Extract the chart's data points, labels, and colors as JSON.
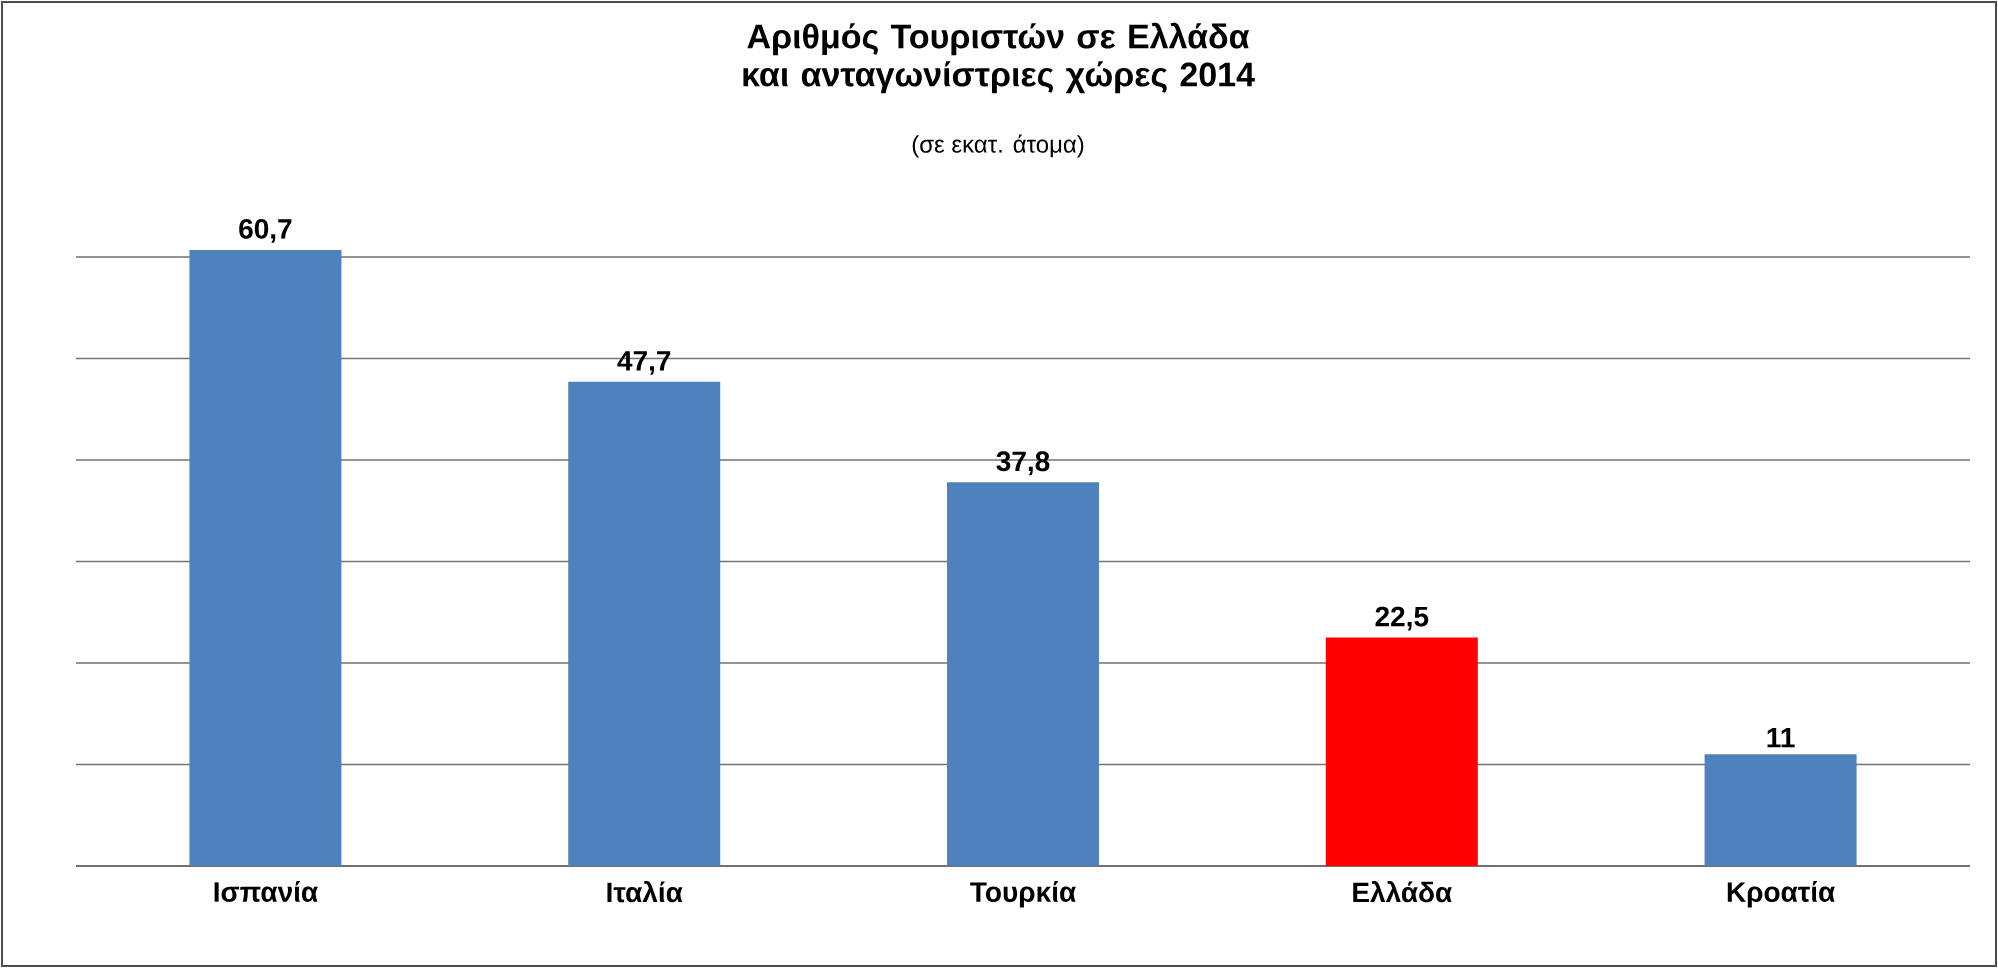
{
  "chart_data": {
    "type": "bar",
    "title": "Αριθμός Τουριστών σε Ελλάδα και ανταγωνίστριες χώρες 2014",
    "subtitle": "(σε εκατ. άτομα)",
    "categories": [
      "Ισπανία",
      "Ιταλία",
      "Τουρκία",
      "Ελλάδα",
      "Κροατία"
    ],
    "values": [
      60.7,
      47.7,
      37.8,
      22.5,
      11
    ],
    "value_labels": [
      "60,7",
      "47,7",
      "37,8",
      "22,5",
      "11"
    ],
    "colors": [
      "#4f81bd",
      "#4f81bd",
      "#4f81bd",
      "#ff0000",
      "#4f81bd"
    ],
    "grid": "y",
    "tick_labels": "x"
  }
}
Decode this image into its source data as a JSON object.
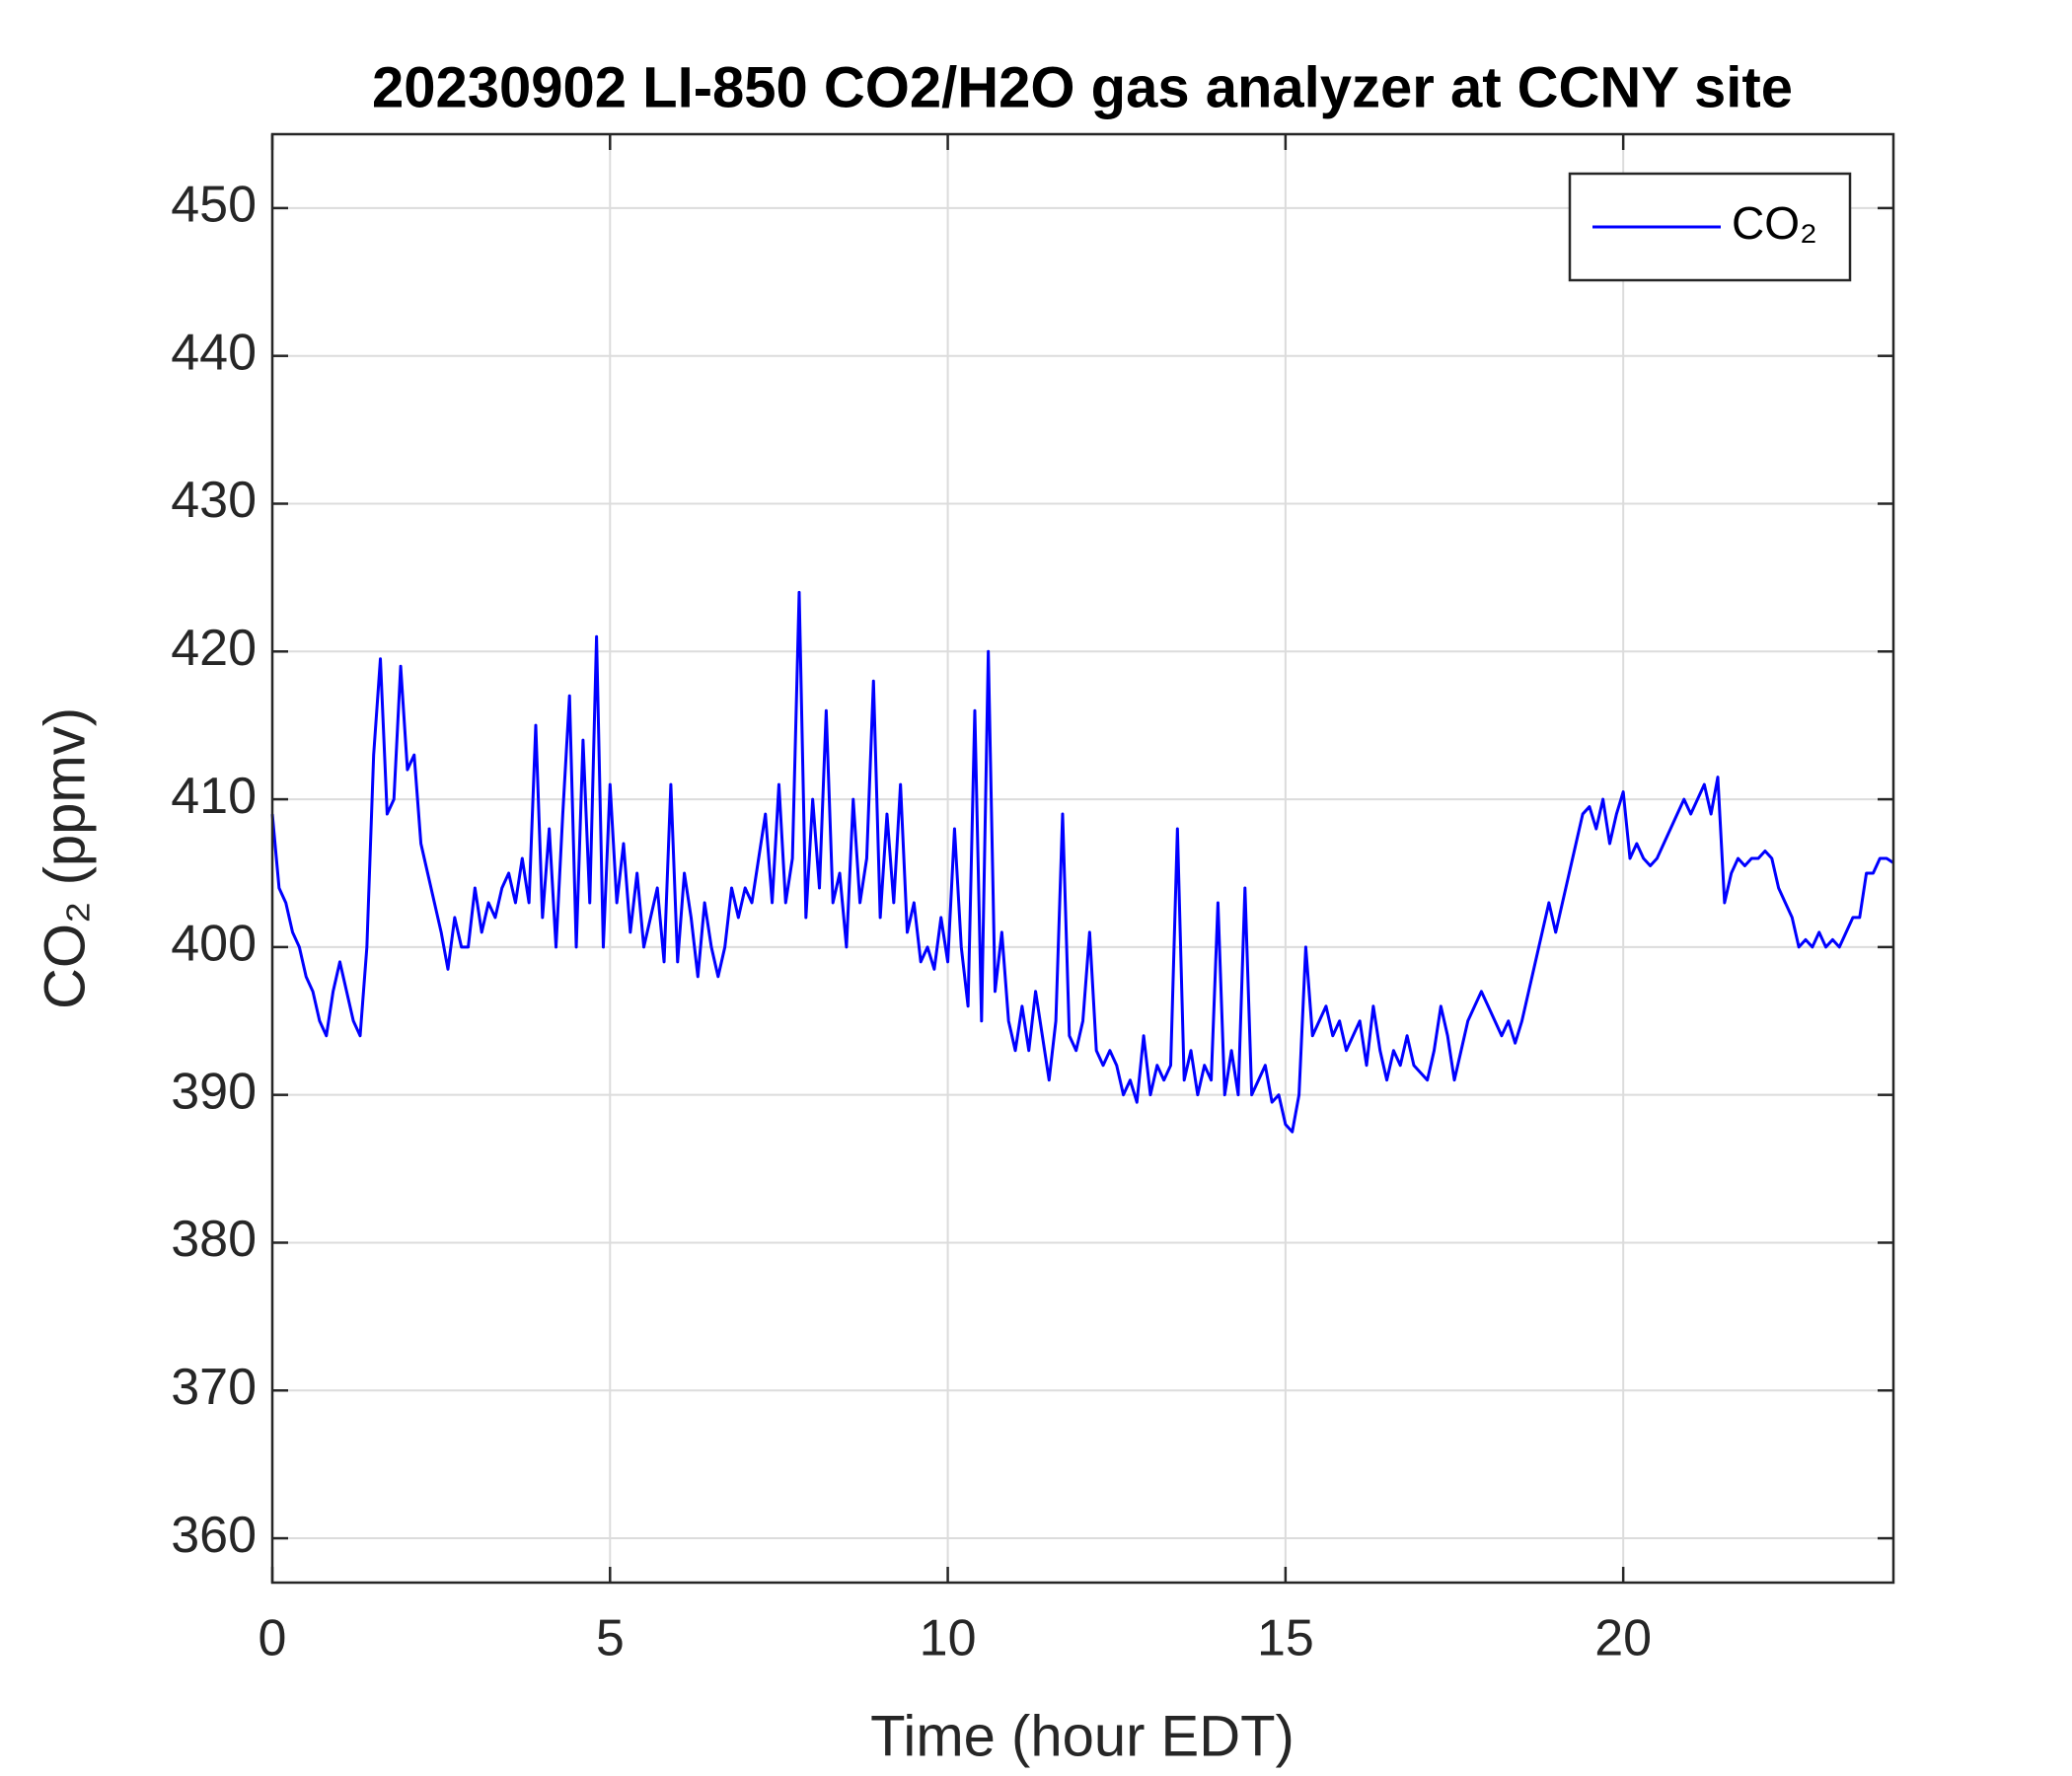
{
  "chart_data": {
    "type": "line",
    "title": "20230902 LI-850 CO2/H2O gas analyzer at CCNY site",
    "x_label": "Time (hour EDT)",
    "y_label": "CO₂ (ppmv)",
    "xlim": [
      0,
      24
    ],
    "ylim": [
      357,
      455
    ],
    "xticks": [
      0,
      5,
      10,
      15,
      20
    ],
    "yticks": [
      360,
      370,
      380,
      390,
      400,
      410,
      420,
      430,
      440,
      450
    ],
    "grid": true,
    "legend": "northeast",
    "x": [
      0,
      0.1,
      0.2,
      0.3,
      0.4,
      0.5,
      0.6,
      0.7,
      0.8,
      0.9,
      1,
      1.1,
      1.2,
      1.3,
      1.4,
      1.5,
      1.6,
      1.7,
      1.8,
      1.9,
      2,
      2.1,
      2.2,
      2.3,
      2.4,
      2.5,
      2.6,
      2.7,
      2.8,
      2.9,
      3,
      3.1,
      3.2,
      3.3,
      3.4,
      3.5,
      3.6,
      3.7,
      3.8,
      3.9,
      4,
      4.1,
      4.2,
      4.3,
      4.4,
      4.5,
      4.6,
      4.7,
      4.8,
      4.9,
      5,
      5.1,
      5.2,
      5.3,
      5.4,
      5.5,
      5.6,
      5.7,
      5.8,
      5.9,
      6,
      6.1,
      6.2,
      6.3,
      6.4,
      6.5,
      6.6,
      6.7,
      6.8,
      6.9,
      7,
      7.1,
      7.2,
      7.3,
      7.4,
      7.5,
      7.6,
      7.7,
      7.8,
      7.9,
      8,
      8.1,
      8.2,
      8.3,
      8.4,
      8.5,
      8.6,
      8.7,
      8.8,
      8.9,
      9,
      9.1,
      9.2,
      9.3,
      9.4,
      9.5,
      9.6,
      9.7,
      9.8,
      9.9,
      10,
      10.1,
      10.2,
      10.3,
      10.4,
      10.5,
      10.6,
      10.7,
      10.8,
      10.9,
      11,
      11.1,
      11.2,
      11.3,
      11.4,
      11.5,
      11.6,
      11.7,
      11.8,
      11.9,
      12,
      12.1,
      12.2,
      12.3,
      12.4,
      12.5,
      12.6,
      12.7,
      12.8,
      12.9,
      13,
      13.1,
      13.2,
      13.3,
      13.4,
      13.5,
      13.6,
      13.7,
      13.8,
      13.9,
      14,
      14.1,
      14.2,
      14.3,
      14.4,
      14.5,
      14.6,
      14.7,
      14.8,
      14.9,
      15,
      15.1,
      15.2,
      15.3,
      15.4,
      15.5,
      15.6,
      15.7,
      15.8,
      15.9,
      16,
      16.1,
      16.2,
      16.3,
      16.4,
      16.5,
      16.6,
      16.7,
      16.8,
      16.9,
      17,
      17.1,
      17.2,
      17.3,
      17.4,
      17.5,
      17.6,
      17.7,
      17.8,
      17.9,
      18,
      18.1,
      18.2,
      18.3,
      18.4,
      18.5,
      18.6,
      18.7,
      18.8,
      18.9,
      19,
      19.1,
      19.2,
      19.3,
      19.4,
      19.5,
      19.6,
      19.7,
      19.8,
      19.9,
      20,
      20.1,
      20.2,
      20.3,
      20.4,
      20.5,
      20.6,
      20.7,
      20.8,
      20.9,
      21,
      21.1,
      21.2,
      21.3,
      21.4,
      21.5,
      21.6,
      21.7,
      21.8,
      21.9,
      22,
      22.1,
      22.2,
      22.3,
      22.4,
      22.5,
      22.6,
      22.7,
      22.8,
      22.9,
      23,
      23.1,
      23.2,
      23.3,
      23.4,
      23.5,
      23.6,
      23.7,
      23.8,
      23.9,
      24
    ],
    "series": [
      {
        "name": "CO₂",
        "color": "#0000ff",
        "values": [
          409,
          404,
          403,
          401,
          400,
          398,
          397,
          395,
          394,
          397,
          399,
          397,
          395,
          394,
          400,
          413,
          419.5,
          409,
          410,
          419,
          412,
          413,
          407,
          405,
          403,
          401,
          398.5,
          402,
          400,
          400,
          404,
          401,
          403,
          402,
          404,
          405,
          403,
          406,
          403,
          415,
          402,
          408,
          400,
          409,
          417,
          400,
          414,
          403,
          421,
          400,
          411,
          403,
          407,
          401,
          405,
          400,
          402,
          404,
          399,
          411,
          399,
          405,
          402,
          398,
          403,
          400,
          398,
          400,
          404,
          402,
          404,
          403,
          406,
          409,
          403,
          411,
          403,
          406,
          424,
          402,
          410,
          404,
          416,
          403,
          405,
          400,
          410,
          403,
          406,
          418,
          402,
          409,
          403,
          411,
          401,
          403,
          399,
          400,
          398.5,
          402,
          399,
          408,
          400,
          396,
          416,
          395,
          420,
          397,
          401,
          395,
          393,
          396,
          393,
          397,
          394,
          391,
          395,
          409,
          394,
          393,
          395,
          401,
          393,
          392,
          393,
          392,
          390,
          391,
          389.5,
          394,
          390,
          392,
          391,
          392,
          408,
          391,
          393,
          390,
          392,
          391,
          403,
          390,
          393,
          390,
          404,
          390,
          391,
          392,
          389.5,
          390,
          388,
          387.5,
          390,
          400,
          394,
          395,
          396,
          394,
          395,
          393,
          394,
          395,
          392,
          396,
          393,
          391,
          393,
          392,
          394,
          392,
          391.5,
          391,
          393,
          396,
          394,
          391,
          393,
          395,
          396,
          397,
          396,
          395,
          394,
          395,
          393.5,
          395,
          397,
          399,
          401,
          403,
          401,
          403,
          405,
          407,
          409,
          409.5,
          408,
          410,
          407,
          409,
          410.5,
          406,
          407,
          406,
          405.5,
          406,
          407,
          408,
          409,
          410,
          409,
          410,
          411,
          409,
          411.5,
          403,
          405,
          406,
          405.5,
          406,
          406,
          406.5,
          406,
          404,
          403,
          402,
          400,
          400.5,
          400,
          401,
          400,
          400.5,
          400,
          401,
          402,
          402,
          405,
          405,
          406,
          406,
          405.7
        ]
      }
    ]
  }
}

····················

Exercise requirements: Tally the lines of the data that contain the string "colors" and report the total alone.

Result: 2